What to work on: Reproduce the full listing below unchanged, apart from the pictures.

# START OF Supplied information

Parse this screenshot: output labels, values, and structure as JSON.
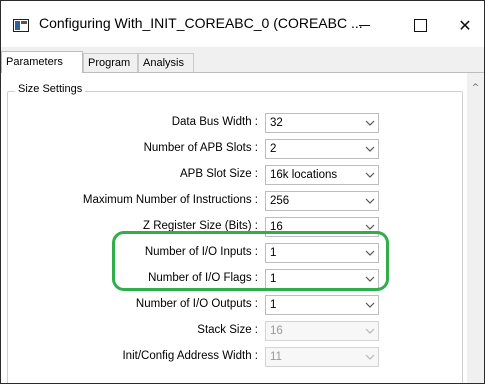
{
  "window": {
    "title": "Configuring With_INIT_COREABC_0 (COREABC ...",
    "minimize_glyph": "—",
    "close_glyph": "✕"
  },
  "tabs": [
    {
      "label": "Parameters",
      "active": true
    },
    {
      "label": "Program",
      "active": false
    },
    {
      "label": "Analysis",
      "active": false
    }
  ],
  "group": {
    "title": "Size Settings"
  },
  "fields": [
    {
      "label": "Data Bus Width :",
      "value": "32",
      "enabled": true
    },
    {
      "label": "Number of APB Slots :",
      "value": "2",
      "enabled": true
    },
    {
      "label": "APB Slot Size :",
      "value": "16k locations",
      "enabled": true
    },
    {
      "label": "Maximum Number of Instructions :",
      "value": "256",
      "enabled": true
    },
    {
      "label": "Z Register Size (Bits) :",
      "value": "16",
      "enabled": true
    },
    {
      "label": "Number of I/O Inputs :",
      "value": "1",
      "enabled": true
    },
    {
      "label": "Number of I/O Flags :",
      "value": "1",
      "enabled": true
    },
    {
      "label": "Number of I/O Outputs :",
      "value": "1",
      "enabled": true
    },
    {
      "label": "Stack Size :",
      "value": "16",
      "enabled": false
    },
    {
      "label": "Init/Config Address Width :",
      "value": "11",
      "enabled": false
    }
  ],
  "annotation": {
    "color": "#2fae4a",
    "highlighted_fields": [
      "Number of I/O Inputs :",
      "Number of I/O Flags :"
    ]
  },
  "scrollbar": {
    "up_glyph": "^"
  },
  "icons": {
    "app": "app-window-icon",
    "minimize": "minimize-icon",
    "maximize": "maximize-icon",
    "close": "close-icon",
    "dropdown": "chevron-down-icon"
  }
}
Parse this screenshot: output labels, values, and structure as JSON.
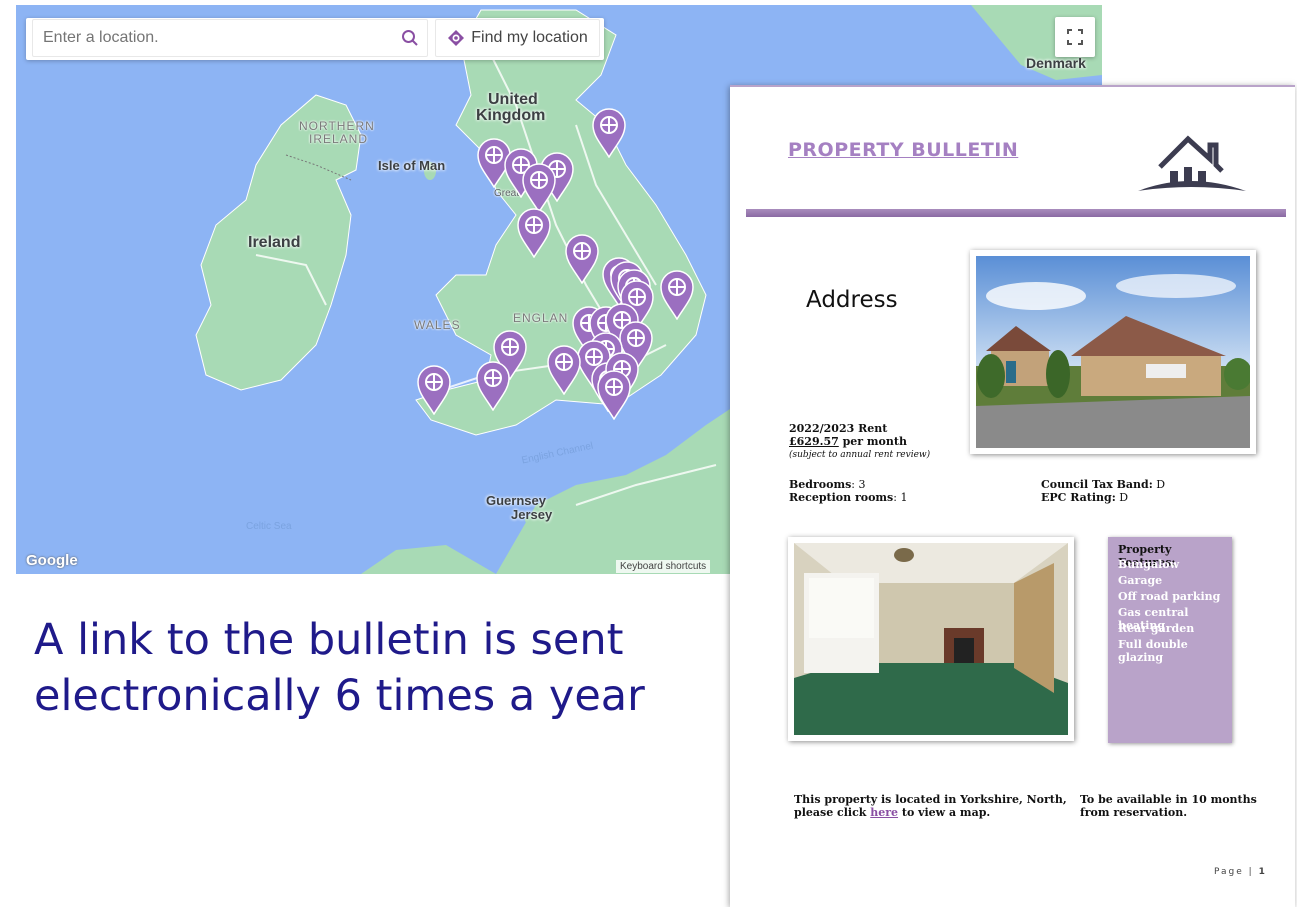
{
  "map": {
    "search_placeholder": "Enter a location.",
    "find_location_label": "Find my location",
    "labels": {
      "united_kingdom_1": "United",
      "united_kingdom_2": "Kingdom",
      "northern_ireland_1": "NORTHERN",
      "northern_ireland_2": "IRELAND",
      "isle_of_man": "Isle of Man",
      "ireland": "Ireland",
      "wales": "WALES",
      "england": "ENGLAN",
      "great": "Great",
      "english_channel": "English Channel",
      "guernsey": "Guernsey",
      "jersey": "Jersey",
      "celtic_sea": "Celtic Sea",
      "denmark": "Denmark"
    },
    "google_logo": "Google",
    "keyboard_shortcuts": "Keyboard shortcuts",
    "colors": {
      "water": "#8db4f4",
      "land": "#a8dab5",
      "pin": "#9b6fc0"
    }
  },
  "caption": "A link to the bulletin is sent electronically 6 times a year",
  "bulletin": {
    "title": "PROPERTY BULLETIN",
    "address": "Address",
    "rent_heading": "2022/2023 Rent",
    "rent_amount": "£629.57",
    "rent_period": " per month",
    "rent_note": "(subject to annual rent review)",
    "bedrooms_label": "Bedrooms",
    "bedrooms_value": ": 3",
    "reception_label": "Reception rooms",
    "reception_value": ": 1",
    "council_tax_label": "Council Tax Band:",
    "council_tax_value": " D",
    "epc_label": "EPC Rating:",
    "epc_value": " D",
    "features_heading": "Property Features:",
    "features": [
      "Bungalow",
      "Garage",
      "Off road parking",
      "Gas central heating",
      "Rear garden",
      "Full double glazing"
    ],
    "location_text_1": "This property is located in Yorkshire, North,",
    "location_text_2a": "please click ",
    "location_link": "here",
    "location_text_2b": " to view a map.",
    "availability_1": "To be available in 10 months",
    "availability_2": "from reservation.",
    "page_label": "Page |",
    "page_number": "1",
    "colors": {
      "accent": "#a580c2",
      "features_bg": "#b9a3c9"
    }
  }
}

# END OF Supplied information

Exercise solution:
Parse this screenshot: output labels, values, and structure as JSON.
{
  "window": {
    "title": "Configuring With_INIT_COREABC_0 (COREABC ...",
    "minimize_glyph": "—",
    "close_glyph": "✕"
  },
  "tabs": [
    {
      "label": "Parameters",
      "active": true
    },
    {
      "label": "Program",
      "active": false
    },
    {
      "label": "Analysis",
      "active": false
    }
  ],
  "group": {
    "title": "Size Settings"
  },
  "fields": [
    {
      "label": "Data Bus Width :",
      "value": "32",
      "enabled": true
    },
    {
      "label": "Number of APB Slots :",
      "value": "2",
      "enabled": true
    },
    {
      "label": "APB Slot Size :",
      "value": "16k locations",
      "enabled": true
    },
    {
      "label": "Maximum Number of Instructions :",
      "value": "256",
      "enabled": true
    },
    {
      "label": "Z Register Size (Bits) :",
      "value": "16",
      "enabled": true
    },
    {
      "label": "Number of I/O Inputs :",
      "value": "1",
      "enabled": true
    },
    {
      "label": "Number of I/O Flags :",
      "value": "1",
      "enabled": true
    },
    {
      "label": "Number of I/O Outputs :",
      "value": "1",
      "enabled": true
    },
    {
      "label": "Stack Size :",
      "value": "16",
      "enabled": false
    },
    {
      "label": "Init/Config Address Width :",
      "value": "11",
      "enabled": false
    }
  ],
  "annotation": {
    "color": "#2fae4a",
    "highlighted_fields": [
      "Number of I/O Inputs :",
      "Number of I/O Flags :"
    ]
  },
  "scrollbar": {
    "up_glyph": "^"
  },
  "icons": {
    "app": "app-window-icon",
    "minimize": "minimize-icon",
    "maximize": "maximize-icon",
    "close": "close-icon",
    "dropdown": "chevron-down-icon"
  }
}
Parse this screenshot: output labels, values, and structure as JSON.
{
  "map": {
    "search_placeholder": "Enter a location.",
    "find_location_label": "Find my location",
    "labels": {
      "united_kingdom_1": "United",
      "united_kingdom_2": "Kingdom",
      "northern_ireland_1": "NORTHERN",
      "northern_ireland_2": "IRELAND",
      "isle_of_man": "Isle of Man",
      "ireland": "Ireland",
      "wales": "WALES",
      "england": "ENGLAN",
      "great": "Great",
      "english_channel": "English Channel",
      "guernsey": "Guernsey",
      "jersey": "Jersey",
      "celtic_sea": "Celtic Sea",
      "denmark": "Denmark"
    },
    "google_logo": "Google",
    "keyboard_shortcuts": "Keyboard shortcuts",
    "colors": {
      "water": "#8db4f4",
      "land": "#a8dab5",
      "pin": "#9b6fc0"
    }
  },
  "caption": "A link to the bulletin is sent electronically 6 times a year",
  "bulletin": {
    "title": "PROPERTY BULLETIN",
    "address": "Address",
    "rent_heading": "2022/2023 Rent",
    "rent_amount": "£629.57",
    "rent_period": " per month",
    "rent_note": "(subject to annual rent review)",
    "bedrooms_label": "Bedrooms",
    "bedrooms_value": ": 3",
    "reception_label": "Reception rooms",
    "reception_value": ": 1",
    "council_tax_label": "Council Tax Band:",
    "council_tax_value": " D",
    "epc_label": "EPC Rating:",
    "epc_value": " D",
    "features_heading": "Property Features:",
    "features": [
      "Bungalow",
      "Garage",
      "Off road parking",
      "Gas central heating",
      "Rear garden",
      "Full double glazing"
    ],
    "location_text_1": "This property is located in Yorkshire, North,",
    "location_text_2a": "please click ",
    "location_link": "here",
    "location_text_2b": " to view a map.",
    "availability_1": "To be available in 10 months",
    "availability_2": "from reservation.",
    "page_label": "Page |",
    "page_number": "1",
    "colors": {
      "accent": "#a580c2",
      "features_bg": "#b9a3c9"
    }
  }
}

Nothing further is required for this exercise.